* [Records from a data source]
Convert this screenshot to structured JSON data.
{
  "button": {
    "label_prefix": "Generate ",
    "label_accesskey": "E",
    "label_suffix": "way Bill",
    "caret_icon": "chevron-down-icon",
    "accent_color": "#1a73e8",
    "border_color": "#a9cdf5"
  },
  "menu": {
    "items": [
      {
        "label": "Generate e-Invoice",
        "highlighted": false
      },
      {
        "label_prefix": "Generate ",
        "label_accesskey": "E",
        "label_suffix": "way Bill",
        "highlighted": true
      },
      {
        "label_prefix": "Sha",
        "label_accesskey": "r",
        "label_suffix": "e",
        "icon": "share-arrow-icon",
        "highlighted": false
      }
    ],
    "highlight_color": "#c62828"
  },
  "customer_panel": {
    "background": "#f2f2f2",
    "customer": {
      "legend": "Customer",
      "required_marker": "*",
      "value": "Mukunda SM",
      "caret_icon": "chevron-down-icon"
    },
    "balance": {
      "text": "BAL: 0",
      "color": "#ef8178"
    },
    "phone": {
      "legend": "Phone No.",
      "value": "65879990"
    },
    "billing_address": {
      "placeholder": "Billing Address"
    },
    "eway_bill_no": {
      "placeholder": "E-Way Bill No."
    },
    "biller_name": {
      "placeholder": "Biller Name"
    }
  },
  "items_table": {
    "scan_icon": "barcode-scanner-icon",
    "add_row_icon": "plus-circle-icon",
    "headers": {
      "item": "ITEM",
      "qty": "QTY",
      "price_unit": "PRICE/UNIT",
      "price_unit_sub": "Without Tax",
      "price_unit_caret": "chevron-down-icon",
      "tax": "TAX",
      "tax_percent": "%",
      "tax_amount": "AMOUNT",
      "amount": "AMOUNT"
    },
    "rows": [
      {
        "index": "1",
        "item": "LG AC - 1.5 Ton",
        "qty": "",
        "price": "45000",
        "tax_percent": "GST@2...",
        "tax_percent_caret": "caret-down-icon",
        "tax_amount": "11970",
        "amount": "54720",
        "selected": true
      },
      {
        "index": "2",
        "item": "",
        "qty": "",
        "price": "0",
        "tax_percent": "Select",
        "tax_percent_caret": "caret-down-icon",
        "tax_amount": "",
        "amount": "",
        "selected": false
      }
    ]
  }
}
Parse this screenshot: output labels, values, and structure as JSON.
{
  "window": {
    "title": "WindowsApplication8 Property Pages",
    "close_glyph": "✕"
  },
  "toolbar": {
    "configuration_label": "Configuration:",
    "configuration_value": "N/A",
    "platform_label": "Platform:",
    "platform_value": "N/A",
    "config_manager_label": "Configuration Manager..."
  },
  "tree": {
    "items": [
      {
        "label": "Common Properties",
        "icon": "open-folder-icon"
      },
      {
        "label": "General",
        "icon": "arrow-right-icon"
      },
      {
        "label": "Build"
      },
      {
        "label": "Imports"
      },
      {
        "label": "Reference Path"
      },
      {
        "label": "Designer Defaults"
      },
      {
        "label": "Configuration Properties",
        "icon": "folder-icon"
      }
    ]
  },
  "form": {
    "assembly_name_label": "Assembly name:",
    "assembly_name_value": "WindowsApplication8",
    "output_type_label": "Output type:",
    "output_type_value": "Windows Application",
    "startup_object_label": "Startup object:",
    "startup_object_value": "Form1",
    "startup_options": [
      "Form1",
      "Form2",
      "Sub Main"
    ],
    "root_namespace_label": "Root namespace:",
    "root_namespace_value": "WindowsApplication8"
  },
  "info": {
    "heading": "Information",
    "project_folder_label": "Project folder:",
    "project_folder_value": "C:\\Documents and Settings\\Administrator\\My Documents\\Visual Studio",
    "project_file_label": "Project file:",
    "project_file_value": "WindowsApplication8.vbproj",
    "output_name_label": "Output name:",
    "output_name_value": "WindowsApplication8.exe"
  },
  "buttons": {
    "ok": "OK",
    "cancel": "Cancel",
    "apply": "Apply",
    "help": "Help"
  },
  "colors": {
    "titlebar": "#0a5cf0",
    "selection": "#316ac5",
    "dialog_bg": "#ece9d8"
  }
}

* [TASK REQUIREMENTS]
Every line above should be printed again exactly as it stands.

* [REPLY]
Convert this screenshot to structured JSON data.
{
  "button": {
    "label_prefix": "Generate ",
    "label_accesskey": "E",
    "label_suffix": "way Bill",
    "caret_icon": "chevron-down-icon",
    "accent_color": "#1a73e8",
    "border_color": "#a9cdf5"
  },
  "menu": {
    "items": [
      {
        "label": "Generate e-Invoice",
        "highlighted": false
      },
      {
        "label_prefix": "Generate ",
        "label_accesskey": "E",
        "label_suffix": "way Bill",
        "highlighted": true
      },
      {
        "label_prefix": "Sha",
        "label_accesskey": "r",
        "label_suffix": "e",
        "icon": "share-arrow-icon",
        "highlighted": false
      }
    ],
    "highlight_color": "#c62828"
  },
  "customer_panel": {
    "background": "#f2f2f2",
    "customer": {
      "legend": "Customer",
      "required_marker": "*",
      "value": "Mukunda SM",
      "caret_icon": "chevron-down-icon"
    },
    "balance": {
      "text": "BAL: 0",
      "color": "#ef8178"
    },
    "phone": {
      "legend": "Phone No.",
      "value": "65879990"
    },
    "billing_address": {
      "placeholder": "Billing Address"
    },
    "eway_bill_no": {
      "placeholder": "E-Way Bill No."
    },
    "biller_name": {
      "placeholder": "Biller Name"
    }
  },
  "items_table": {
    "scan_icon": "barcode-scanner-icon",
    "add_row_icon": "plus-circle-icon",
    "headers": {
      "item": "ITEM",
      "qty": "QTY",
      "price_unit": "PRICE/UNIT",
      "price_unit_sub": "Without Tax",
      "price_unit_caret": "chevron-down-icon",
      "tax": "TAX",
      "tax_percent": "%",
      "tax_amount": "AMOUNT",
      "amount": "AMOUNT"
    },
    "rows": [
      {
        "index": "1",
        "item": "LG AC - 1.5 Ton",
        "qty": "",
        "price": "45000",
        "tax_percent": "GST@2...",
        "tax_percent_caret": "caret-down-icon",
        "tax_amount": "11970",
        "amount": "54720",
        "selected": true
      },
      {
        "index": "2",
        "item": "",
        "qty": "",
        "price": "0",
        "tax_percent": "Select",
        "tax_percent_caret": "caret-down-icon",
        "tax_amount": "",
        "amount": "",
        "selected": false
      }
    ]
  }
}
Parse this screenshot: output labels, values, and structure as JSON.
{
  "window": {
    "title": "WindowsApplication8 Property Pages",
    "close_glyph": "✕"
  },
  "toolbar": {
    "configuration_label": "Configuration:",
    "configuration_value": "N/A",
    "platform_label": "Platform:",
    "platform_value": "N/A",
    "config_manager_label": "Configuration Manager..."
  },
  "tree": {
    "items": [
      {
        "label": "Common Properties",
        "icon": "open-folder-icon"
      },
      {
        "label": "General",
        "icon": "arrow-right-icon"
      },
      {
        "label": "Build"
      },
      {
        "label": "Imports"
      },
      {
        "label": "Reference Path"
      },
      {
        "label": "Designer Defaults"
      },
      {
        "label": "Configuration Properties",
        "icon": "folder-icon"
      }
    ]
  },
  "form": {
    "assembly_name_label": "Assembly name:",
    "assembly_name_value": "WindowsApplication8",
    "output_type_label": "Output type:",
    "output_type_value": "Windows Application",
    "startup_object_label": "Startup object:",
    "startup_object_value": "Form1",
    "startup_options": [
      "Form1",
      "Form2",
      "Sub Main"
    ],
    "root_namespace_label": "Root namespace:",
    "root_namespace_value": "WindowsApplication8"
  },
  "info": {
    "heading": "Information",
    "project_folder_label": "Project folder:",
    "project_folder_value": "C:\\Documents and Settings\\Administrator\\My Documents\\Visual Studio",
    "project_file_label": "Project file:",
    "project_file_value": "WindowsApplication8.vbproj",
    "output_name_label": "Output name:",
    "output_name_value": "WindowsApplication8.exe"
  },
  "buttons": {
    "ok": "OK",
    "cancel": "Cancel",
    "apply": "Apply",
    "help": "Help"
  },
  "colors": {
    "titlebar": "#0a5cf0",
    "selection": "#316ac5",
    "dialog_bg": "#ece9d8"
  }
}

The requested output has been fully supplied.